-- Start Supplied data --
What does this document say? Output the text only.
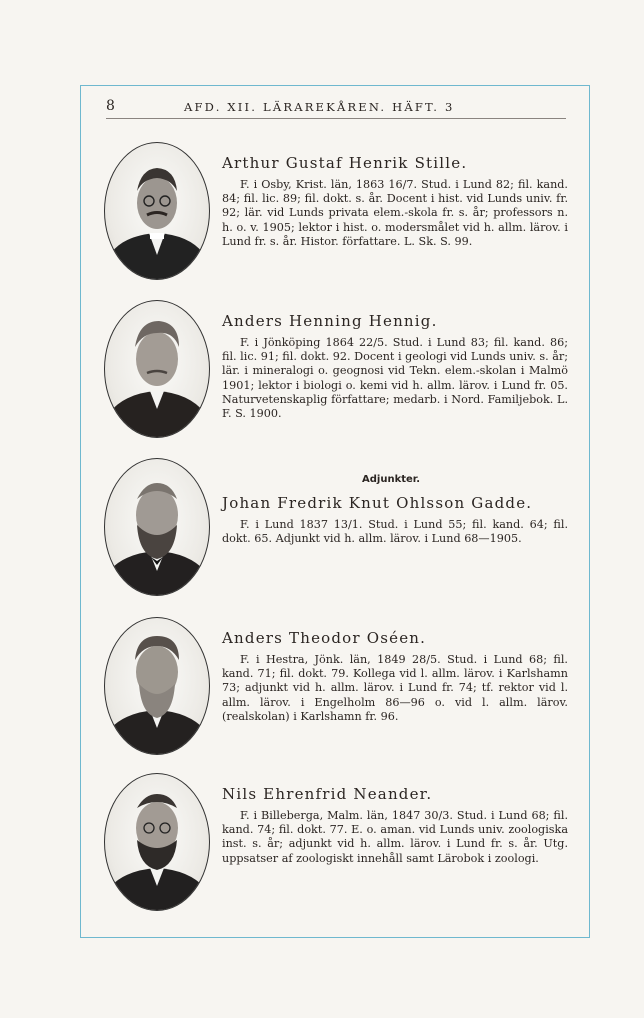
8	AFD. XII. LÄRAREKÅREN. HÄFT. 3

Arthur Gustaf Henrik Stille.

F. i Osby, Krist. län, 1863 16/7. Stud. i Lund 82; fil. kand. 84; fil. lic. 89; fil. dokt. s. år. Docent i hist. vid Lunds univ. fr. 92; lär. vid Lunds privata elem.-skola fr. s. år; professors n. h. o. v. 1905; lektor i hist. o. modersmålet vid h. allm. lärov. i Lund fr. s. år. Histor. författare. L. Sk. S. 99.

Anders Henning Hennig.

F. i Jönköping 1864 22/5. Stud. i Lund 83; fil. kand. 86; fil. lic. 91; fil. dokt. 92. Docent i geologi vid Lunds univ. s. år; lär. i mineralogi o. geognosi vid Tekn. elem.-skolan i Malmö 1901; lektor i biologi o. kemi vid h. allm. lärov. i Lund fr. 05. Naturvetenskaplig författare; medarb. i Nord. Familjebok. L. F. S. 1900.

Adjunkter.

Johan Fredrik Knut Ohlsson Gadde.

F. i Lund 1837 13/1. Stud. i Lund 55; fil. kand. 64; fil. dokt. 65. Adjunkt vid h. allm. lärov. i Lund 68—1905.

Anders Theodor Oséen.

F. i Hestra, Jönk. län, 1849 28/5. Stud. i Lund 68; fil. kand. 71; fil. dokt. 79. Kollega vid l. allm. lärov. i Karlshamn 73; adjunkt vid h. allm. lärov. i Lund fr. 74; tf. rektor vid l. allm. lärov. i Engelholm 86—96 o. vid l. allm. lärov. (realskolan) i Karlshamn fr. 96.

Nils Ehrenfrid Neander.

F. i Billeberga, Malm. län, 1847 30/3. Stud. i Lund 68; fil. kand. 74; fil. dokt. 77. E. o. aman. vid Lunds univ. zoologiska inst. s. år; adjunkt vid h. allm. lärov. i Lund fr. s. år. Utg. uppsatser af zoologiskt innehåll samt Lärobok i zoologi.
-- End Supplied data --
## Prompt
All of the data above should be quoted exactly, except for the pictures.

## Right answer
What does this document say? Output the text only.
8	AFD. XII. LÄRAREKÅREN. HÄFT. 3

Arthur Gustaf Henrik Stille.

F. i Osby, Krist. län, 1863 16/7. Stud. i Lund 82; fil. kand. 84; fil. lic. 89; fil. dokt. s. år. Docent i hist. vid Lunds univ. fr. 92; lär. vid Lunds privata elem.-skola fr. s. år; professors n. h. o. v. 1905; lektor i hist. o. modersmålet vid h. allm. lärov. i Lund fr. s. år. Histor. författare. L. Sk. S. 99.

Anders Henning Hennig.

F. i Jönköping 1864 22/5. Stud. i Lund 83; fil. kand. 86; fil. lic. 91; fil. dokt. 92. Docent i geologi vid Lunds univ. s. år; lär. i mineralogi o. geognosi vid Tekn. elem.-skolan i Malmö 1901; lektor i biologi o. kemi vid h. allm. lärov. i Lund fr. 05. Naturvetenskaplig författare; medarb. i Nord. Familjebok. L. F. S. 1900.

Adjunkter.

Johan Fredrik Knut Ohlsson Gadde.

F. i Lund 1837 13/1. Stud. i Lund 55; fil. kand. 64; fil. dokt. 65. Adjunkt vid h. allm. lärov. i Lund 68—1905.

Anders Theodor Oséen.

F. i Hestra, Jönk. län, 1849 28/5. Stud. i Lund 68; fil. kand. 71; fil. dokt. 79. Kollega vid l. allm. lärov. i Karlshamn 73; adjunkt vid h. allm. lärov. i Lund fr. 74; tf. rektor vid l. allm. lärov. i Engelholm 86—96 o. vid l. allm. lärov. (realskolan) i Karlshamn fr. 96.

Nils Ehrenfrid Neander.

F. i Billeberga, Malm. län, 1847 30/3. Stud. i Lund 68; fil. kand. 74; fil. dokt. 77. E. o. aman. vid Lunds univ. zoologiska inst. s. år; adjunkt vid h. allm. lärov. i Lund fr. s. år. Utg. uppsatser af zoologiskt innehåll samt Lärobok i zoologi.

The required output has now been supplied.